WORK INSTRUCTIONS
Copy out each line that mentions the word "this".

....

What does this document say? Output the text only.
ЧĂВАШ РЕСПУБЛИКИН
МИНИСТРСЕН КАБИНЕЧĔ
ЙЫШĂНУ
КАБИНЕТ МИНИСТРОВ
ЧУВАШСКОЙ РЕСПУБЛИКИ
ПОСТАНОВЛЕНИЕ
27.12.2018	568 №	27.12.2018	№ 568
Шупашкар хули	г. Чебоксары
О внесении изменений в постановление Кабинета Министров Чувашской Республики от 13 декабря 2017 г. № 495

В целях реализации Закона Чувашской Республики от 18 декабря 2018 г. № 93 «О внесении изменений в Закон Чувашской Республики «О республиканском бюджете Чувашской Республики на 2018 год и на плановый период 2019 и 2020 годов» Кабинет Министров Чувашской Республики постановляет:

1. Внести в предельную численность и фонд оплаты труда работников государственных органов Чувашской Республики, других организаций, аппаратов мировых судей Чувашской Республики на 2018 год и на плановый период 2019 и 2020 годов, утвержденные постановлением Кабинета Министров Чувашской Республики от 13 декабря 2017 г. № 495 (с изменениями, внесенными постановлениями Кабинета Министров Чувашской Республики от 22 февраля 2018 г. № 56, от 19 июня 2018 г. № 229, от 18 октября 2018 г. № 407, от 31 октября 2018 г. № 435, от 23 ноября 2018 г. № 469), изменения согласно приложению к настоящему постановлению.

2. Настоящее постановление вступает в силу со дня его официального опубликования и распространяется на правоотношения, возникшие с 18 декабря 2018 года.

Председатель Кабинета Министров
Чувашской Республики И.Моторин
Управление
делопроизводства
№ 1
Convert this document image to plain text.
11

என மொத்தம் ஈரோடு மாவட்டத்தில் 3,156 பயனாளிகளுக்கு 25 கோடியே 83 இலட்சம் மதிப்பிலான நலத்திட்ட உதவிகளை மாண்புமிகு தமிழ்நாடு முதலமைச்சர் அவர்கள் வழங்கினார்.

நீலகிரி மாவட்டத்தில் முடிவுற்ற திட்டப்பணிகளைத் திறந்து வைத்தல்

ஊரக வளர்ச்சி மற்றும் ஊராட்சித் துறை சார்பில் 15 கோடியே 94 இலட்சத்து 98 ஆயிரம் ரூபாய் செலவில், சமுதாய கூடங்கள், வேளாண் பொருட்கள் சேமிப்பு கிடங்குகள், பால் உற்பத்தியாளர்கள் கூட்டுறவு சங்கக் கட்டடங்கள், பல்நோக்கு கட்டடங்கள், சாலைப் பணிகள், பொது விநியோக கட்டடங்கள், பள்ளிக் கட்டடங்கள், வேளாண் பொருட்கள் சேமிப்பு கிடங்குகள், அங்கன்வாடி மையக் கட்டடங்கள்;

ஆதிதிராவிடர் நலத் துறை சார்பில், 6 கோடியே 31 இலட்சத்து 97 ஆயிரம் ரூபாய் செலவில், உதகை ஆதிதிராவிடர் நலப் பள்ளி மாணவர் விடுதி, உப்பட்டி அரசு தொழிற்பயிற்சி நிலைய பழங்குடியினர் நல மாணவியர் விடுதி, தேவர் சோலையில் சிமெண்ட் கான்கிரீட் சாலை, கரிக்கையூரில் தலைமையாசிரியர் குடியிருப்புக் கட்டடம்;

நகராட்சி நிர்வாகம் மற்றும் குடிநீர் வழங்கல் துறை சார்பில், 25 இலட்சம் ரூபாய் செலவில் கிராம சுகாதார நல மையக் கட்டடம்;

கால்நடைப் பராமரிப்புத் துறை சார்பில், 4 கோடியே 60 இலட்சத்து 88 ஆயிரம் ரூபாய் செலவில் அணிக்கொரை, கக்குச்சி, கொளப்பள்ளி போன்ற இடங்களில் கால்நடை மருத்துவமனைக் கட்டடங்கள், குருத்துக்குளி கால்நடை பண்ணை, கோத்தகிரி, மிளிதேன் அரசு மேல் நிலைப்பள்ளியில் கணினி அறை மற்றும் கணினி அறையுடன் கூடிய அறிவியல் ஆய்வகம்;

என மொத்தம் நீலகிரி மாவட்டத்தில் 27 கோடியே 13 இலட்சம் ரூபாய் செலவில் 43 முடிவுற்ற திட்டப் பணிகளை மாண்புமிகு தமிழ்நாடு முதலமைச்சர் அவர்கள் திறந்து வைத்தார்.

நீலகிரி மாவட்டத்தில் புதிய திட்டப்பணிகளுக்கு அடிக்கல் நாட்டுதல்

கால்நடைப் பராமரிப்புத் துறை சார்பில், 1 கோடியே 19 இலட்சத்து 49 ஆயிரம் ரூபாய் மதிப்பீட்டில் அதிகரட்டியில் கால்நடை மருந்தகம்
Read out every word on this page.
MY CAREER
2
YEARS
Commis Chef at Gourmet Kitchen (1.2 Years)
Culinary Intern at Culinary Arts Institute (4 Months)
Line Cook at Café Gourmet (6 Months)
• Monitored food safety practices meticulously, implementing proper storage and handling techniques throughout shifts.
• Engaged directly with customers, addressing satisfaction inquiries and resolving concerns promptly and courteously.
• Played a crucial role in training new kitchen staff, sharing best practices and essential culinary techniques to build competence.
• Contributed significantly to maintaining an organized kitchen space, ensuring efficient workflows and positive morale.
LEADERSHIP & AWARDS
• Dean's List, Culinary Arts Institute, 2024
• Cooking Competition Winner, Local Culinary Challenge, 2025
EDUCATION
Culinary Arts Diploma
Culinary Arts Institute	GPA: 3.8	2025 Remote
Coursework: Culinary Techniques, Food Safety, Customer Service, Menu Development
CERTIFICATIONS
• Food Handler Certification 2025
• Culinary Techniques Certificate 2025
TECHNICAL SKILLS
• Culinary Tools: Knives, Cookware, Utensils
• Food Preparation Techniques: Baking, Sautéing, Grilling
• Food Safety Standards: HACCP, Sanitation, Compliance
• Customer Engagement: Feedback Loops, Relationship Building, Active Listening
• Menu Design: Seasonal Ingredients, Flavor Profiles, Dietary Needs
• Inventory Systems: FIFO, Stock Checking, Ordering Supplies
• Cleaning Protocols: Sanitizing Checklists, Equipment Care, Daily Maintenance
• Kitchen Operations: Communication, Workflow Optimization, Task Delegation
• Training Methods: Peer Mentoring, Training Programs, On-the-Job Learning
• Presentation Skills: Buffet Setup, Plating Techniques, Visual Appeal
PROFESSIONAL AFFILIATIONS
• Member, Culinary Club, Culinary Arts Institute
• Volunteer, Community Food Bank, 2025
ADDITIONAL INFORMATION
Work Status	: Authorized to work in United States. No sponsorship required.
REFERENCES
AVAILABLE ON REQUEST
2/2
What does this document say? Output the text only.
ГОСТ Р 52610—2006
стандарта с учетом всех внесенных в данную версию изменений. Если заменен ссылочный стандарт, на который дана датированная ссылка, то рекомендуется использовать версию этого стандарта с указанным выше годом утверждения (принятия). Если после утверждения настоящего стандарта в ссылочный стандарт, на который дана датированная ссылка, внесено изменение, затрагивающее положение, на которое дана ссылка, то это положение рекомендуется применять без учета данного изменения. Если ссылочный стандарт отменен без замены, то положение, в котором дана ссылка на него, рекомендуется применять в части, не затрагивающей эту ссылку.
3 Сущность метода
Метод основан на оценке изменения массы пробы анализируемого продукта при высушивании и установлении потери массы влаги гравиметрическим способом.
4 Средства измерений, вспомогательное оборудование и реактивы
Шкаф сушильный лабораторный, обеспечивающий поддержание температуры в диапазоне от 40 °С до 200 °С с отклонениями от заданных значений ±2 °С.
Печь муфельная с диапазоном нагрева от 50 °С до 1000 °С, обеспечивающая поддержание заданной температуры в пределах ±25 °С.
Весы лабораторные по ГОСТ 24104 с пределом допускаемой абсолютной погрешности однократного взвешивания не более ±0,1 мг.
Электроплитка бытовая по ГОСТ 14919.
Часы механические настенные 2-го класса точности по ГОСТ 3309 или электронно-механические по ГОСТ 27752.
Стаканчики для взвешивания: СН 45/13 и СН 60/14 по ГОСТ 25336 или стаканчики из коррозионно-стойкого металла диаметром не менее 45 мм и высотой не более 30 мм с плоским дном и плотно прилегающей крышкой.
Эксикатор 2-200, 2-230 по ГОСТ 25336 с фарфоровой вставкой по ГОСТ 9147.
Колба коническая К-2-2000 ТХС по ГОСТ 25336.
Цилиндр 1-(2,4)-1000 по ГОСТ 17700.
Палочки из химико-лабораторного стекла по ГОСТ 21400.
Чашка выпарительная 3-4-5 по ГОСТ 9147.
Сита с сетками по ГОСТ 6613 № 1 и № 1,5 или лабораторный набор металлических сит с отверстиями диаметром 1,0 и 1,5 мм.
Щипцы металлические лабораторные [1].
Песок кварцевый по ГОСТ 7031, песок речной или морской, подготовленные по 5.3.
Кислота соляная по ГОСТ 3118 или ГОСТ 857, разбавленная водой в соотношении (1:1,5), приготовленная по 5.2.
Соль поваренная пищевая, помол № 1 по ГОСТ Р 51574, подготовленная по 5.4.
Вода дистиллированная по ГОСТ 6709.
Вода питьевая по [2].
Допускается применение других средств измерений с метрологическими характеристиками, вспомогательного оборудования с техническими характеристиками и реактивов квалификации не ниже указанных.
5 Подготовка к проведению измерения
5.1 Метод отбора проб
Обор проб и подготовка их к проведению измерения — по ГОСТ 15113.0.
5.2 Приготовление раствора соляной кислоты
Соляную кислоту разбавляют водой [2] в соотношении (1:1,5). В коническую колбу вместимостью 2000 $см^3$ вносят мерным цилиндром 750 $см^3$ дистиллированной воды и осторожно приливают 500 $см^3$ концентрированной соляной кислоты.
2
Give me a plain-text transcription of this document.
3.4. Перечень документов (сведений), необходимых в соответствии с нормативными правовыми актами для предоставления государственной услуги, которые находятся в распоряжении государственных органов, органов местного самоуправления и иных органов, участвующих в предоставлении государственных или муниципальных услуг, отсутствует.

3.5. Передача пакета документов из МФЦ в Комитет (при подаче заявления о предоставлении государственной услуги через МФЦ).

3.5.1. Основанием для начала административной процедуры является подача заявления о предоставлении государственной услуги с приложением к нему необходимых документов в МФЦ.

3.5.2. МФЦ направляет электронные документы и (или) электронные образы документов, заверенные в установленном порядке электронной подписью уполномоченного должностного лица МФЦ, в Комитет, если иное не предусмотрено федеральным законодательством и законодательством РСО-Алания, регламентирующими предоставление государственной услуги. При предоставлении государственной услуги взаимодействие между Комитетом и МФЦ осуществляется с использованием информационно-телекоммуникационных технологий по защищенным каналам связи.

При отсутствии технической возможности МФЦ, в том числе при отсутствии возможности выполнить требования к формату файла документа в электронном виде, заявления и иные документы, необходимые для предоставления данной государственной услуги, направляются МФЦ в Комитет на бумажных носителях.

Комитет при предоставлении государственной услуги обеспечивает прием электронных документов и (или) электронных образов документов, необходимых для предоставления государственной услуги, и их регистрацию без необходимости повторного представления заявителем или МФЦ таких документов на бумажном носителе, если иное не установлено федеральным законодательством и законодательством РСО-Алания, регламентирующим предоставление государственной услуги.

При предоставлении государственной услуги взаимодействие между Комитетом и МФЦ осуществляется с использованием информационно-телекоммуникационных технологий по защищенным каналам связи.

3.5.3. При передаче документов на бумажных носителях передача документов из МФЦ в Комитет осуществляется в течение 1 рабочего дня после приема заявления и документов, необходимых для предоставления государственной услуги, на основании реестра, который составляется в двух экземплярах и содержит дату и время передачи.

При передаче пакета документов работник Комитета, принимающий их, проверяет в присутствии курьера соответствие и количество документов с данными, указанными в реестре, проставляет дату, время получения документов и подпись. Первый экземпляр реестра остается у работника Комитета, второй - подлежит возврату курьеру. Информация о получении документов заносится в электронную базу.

....

ANSWER IN FULL
What does this document say? Output the text only.
Convert this document image to plain text.
Read out every word on this page.
What does this document say? Output the text only.
Give me a plain-text transcription of this document.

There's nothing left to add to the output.